- _REQUIREMENTS_: Can the data below be set down again exactly, line for line?

- _MATERIAL SUPPLIED_:
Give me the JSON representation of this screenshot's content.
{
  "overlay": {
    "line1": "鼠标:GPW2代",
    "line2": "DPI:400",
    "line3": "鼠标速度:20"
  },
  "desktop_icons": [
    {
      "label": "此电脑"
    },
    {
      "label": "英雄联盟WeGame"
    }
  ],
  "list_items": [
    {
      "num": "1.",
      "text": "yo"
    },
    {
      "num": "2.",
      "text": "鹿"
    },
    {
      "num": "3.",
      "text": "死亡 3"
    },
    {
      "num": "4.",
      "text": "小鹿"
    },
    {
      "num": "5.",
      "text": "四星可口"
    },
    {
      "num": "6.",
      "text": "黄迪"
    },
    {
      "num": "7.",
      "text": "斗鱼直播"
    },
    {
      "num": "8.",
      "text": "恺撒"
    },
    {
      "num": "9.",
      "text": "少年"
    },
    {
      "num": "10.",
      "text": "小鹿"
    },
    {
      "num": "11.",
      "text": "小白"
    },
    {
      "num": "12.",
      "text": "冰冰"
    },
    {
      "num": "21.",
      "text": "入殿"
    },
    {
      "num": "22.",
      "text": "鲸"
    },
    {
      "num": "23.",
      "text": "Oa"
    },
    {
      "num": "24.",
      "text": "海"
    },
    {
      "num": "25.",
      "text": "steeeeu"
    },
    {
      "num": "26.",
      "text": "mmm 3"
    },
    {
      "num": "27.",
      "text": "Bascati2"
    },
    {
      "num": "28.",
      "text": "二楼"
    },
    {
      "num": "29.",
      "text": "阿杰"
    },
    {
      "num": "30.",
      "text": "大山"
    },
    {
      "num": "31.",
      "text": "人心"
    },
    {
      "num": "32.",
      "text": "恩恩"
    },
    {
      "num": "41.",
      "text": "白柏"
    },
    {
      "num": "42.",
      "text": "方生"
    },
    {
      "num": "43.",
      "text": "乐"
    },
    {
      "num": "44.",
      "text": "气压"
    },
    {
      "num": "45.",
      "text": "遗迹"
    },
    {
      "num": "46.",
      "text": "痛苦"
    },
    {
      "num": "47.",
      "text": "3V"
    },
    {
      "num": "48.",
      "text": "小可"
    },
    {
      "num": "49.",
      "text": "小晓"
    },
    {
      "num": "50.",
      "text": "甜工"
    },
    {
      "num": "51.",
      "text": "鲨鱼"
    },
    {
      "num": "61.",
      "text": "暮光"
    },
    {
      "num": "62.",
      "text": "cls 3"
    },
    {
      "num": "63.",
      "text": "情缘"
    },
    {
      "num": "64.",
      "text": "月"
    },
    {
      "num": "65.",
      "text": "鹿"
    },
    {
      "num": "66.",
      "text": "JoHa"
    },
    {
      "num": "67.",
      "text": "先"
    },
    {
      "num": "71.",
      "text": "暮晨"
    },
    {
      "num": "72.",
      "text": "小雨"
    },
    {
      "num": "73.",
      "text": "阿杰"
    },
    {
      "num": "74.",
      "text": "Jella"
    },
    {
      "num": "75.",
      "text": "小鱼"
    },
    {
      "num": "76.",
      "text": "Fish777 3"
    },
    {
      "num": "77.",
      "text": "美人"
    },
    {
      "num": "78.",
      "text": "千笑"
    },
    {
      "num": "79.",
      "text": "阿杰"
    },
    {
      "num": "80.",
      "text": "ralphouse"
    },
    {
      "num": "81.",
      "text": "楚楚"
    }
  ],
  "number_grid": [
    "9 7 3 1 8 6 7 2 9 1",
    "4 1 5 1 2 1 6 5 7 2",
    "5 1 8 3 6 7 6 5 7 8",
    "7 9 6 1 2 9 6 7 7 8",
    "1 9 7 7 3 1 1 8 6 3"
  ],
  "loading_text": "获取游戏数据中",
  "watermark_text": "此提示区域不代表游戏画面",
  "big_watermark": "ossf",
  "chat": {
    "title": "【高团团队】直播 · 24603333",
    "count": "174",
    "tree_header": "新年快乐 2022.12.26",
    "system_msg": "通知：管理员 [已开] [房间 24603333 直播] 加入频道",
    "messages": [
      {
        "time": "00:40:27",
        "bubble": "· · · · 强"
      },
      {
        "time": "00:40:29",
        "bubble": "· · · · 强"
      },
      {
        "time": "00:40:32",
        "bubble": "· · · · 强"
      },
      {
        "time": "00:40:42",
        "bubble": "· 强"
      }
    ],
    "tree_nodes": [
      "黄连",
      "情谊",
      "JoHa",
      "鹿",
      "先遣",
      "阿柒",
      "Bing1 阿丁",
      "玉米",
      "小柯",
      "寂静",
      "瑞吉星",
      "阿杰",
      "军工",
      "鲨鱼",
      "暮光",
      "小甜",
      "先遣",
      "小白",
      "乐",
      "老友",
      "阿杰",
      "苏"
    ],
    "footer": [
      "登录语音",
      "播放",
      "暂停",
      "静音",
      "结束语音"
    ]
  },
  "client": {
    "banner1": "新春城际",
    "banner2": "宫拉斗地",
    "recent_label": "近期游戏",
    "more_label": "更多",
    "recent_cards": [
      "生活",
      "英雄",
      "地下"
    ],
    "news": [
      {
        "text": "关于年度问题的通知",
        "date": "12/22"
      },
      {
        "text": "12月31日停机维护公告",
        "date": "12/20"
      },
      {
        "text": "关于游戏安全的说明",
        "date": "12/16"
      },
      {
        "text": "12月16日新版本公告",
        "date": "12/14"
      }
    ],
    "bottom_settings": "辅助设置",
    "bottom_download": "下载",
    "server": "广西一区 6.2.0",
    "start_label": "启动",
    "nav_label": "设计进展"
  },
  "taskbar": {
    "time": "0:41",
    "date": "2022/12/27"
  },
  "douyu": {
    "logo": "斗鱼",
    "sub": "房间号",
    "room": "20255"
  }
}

- _THE OUTPUT_:
Give me the JSON representation of this screenshot's content.
{
  "overlay": {
    "line1": "鼠标:GPW2代",
    "line2": "DPI:400",
    "line3": "鼠标速度:20"
  },
  "desktop_icons": [
    {
      "label": "此电脑"
    },
    {
      "label": "英雄联盟WeGame"
    }
  ],
  "list_items": [
    {
      "num": "1.",
      "text": "yo"
    },
    {
      "num": "2.",
      "text": "鹿"
    },
    {
      "num": "3.",
      "text": "死亡 3"
    },
    {
      "num": "4.",
      "text": "小鹿"
    },
    {
      "num": "5.",
      "text": "四星可口"
    },
    {
      "num": "6.",
      "text": "黄迪"
    },
    {
      "num": "7.",
      "text": "斗鱼直播"
    },
    {
      "num": "8.",
      "text": "恺撒"
    },
    {
      "num": "9.",
      "text": "少年"
    },
    {
      "num": "10.",
      "text": "小鹿"
    },
    {
      "num": "11.",
      "text": "小白"
    },
    {
      "num": "12.",
      "text": "冰冰"
    },
    {
      "num": "21.",
      "text": "入殿"
    },
    {
      "num": "22.",
      "text": "鲸"
    },
    {
      "num": "23.",
      "text": "Oa"
    },
    {
      "num": "24.",
      "text": "海"
    },
    {
      "num": "25.",
      "text": "steeeeu"
    },
    {
      "num": "26.",
      "text": "mmm 3"
    },
    {
      "num": "27.",
      "text": "Bascati2"
    },
    {
      "num": "28.",
      "text": "二楼"
    },
    {
      "num": "29.",
      "text": "阿杰"
    },
    {
      "num": "30.",
      "text": "大山"
    },
    {
      "num": "31.",
      "text": "人心"
    },
    {
      "num": "32.",
      "text": "恩恩"
    },
    {
      "num": "41.",
      "text": "白柏"
    },
    {
      "num": "42.",
      "text": "方生"
    },
    {
      "num": "43.",
      "text": "乐"
    },
    {
      "num": "44.",
      "text": "气压"
    },
    {
      "num": "45.",
      "text": "遗迹"
    },
    {
      "num": "46.",
      "text": "痛苦"
    },
    {
      "num": "47.",
      "text": "3V"
    },
    {
      "num": "48.",
      "text": "小可"
    },
    {
      "num": "49.",
      "text": "小晓"
    },
    {
      "num": "50.",
      "text": "甜工"
    },
    {
      "num": "51.",
      "text": "鲨鱼"
    },
    {
      "num": "61.",
      "text": "暮光"
    },
    {
      "num": "62.",
      "text": "cls 3"
    },
    {
      "num": "63.",
      "text": "情缘"
    },
    {
      "num": "64.",
      "text": "月"
    },
    {
      "num": "65.",
      "text": "鹿"
    },
    {
      "num": "66.",
      "text": "JoHa"
    },
    {
      "num": "67.",
      "text": "先"
    },
    {
      "num": "71.",
      "text": "暮晨"
    },
    {
      "num": "72.",
      "text": "小雨"
    },
    {
      "num": "73.",
      "text": "阿杰"
    },
    {
      "num": "74.",
      "text": "Jella"
    },
    {
      "num": "75.",
      "text": "小鱼"
    },
    {
      "num": "76.",
      "text": "Fish777 3"
    },
    {
      "num": "77.",
      "text": "美人"
    },
    {
      "num": "78.",
      "text": "千笑"
    },
    {
      "num": "79.",
      "text": "阿杰"
    },
    {
      "num": "80.",
      "text": "ralphouse"
    },
    {
      "num": "81.",
      "text": "楚楚"
    }
  ],
  "number_grid": [
    "9 7 3 1 8 6 7 2 9 1",
    "4 1 5 1 2 1 6 5 7 2",
    "5 1 8 3 6 7 6 5 7 8",
    "7 9 6 1 2 9 6 7 7 8",
    "1 9 7 7 3 1 1 8 6 3"
  ],
  "loading_text": "获取游戏数据中",
  "watermark_text": "此提示区域不代表游戏画面",
  "big_watermark": "ossf",
  "chat": {
    "title": "【高团团队】直播 · 24603333",
    "count": "174",
    "tree_header": "新年快乐 2022.12.26",
    "system_msg": "通知：管理员 [已开] [房间 24603333 直播] 加入频道",
    "messages": [
      {
        "time": "00:40:27",
        "bubble": "· · · · 强"
      },
      {
        "time": "00:40:29",
        "bubble": "· · · · 强"
      },
      {
        "time": "00:40:32",
        "bubble": "· · · · 强"
      },
      {
        "time": "00:40:42",
        "bubble": "· 强"
      }
    ],
    "tree_nodes": [
      "黄连",
      "情谊",
      "JoHa",
      "鹿",
      "先遣",
      "阿柒",
      "Bing1 阿丁",
      "玉米",
      "小柯",
      "寂静",
      "瑞吉星",
      "阿杰",
      "军工",
      "鲨鱼",
      "暮光",
      "小甜",
      "先遣",
      "小白",
      "乐",
      "老友",
      "阿杰",
      "苏"
    ],
    "footer": [
      "登录语音",
      "播放",
      "暂停",
      "静音",
      "结束语音"
    ]
  },
  "client": {
    "banner1": "新春城际",
    "banner2": "宫拉斗地",
    "recent_label": "近期游戏",
    "more_label": "更多",
    "recent_cards": [
      "生活",
      "英雄",
      "地下"
    ],
    "news": [
      {
        "text": "关于年度问题的通知",
        "date": "12/22"
      },
      {
        "text": "12月31日停机维护公告",
        "date": "12/20"
      },
      {
        "text": "关于游戏安全的说明",
        "date": "12/16"
      },
      {
        "text": "12月16日新版本公告",
        "date": "12/14"
      }
    ],
    "bottom_settings": "辅助设置",
    "bottom_download": "下载",
    "server": "广西一区 6.2.0",
    "start_label": "启动",
    "nav_label": "设计进展"
  },
  "taskbar": {
    "time": "0:41",
    "date": "2022/12/27"
  },
  "douyu": {
    "logo": "斗鱼",
    "sub": "房间号",
    "room": "20255"
  }
}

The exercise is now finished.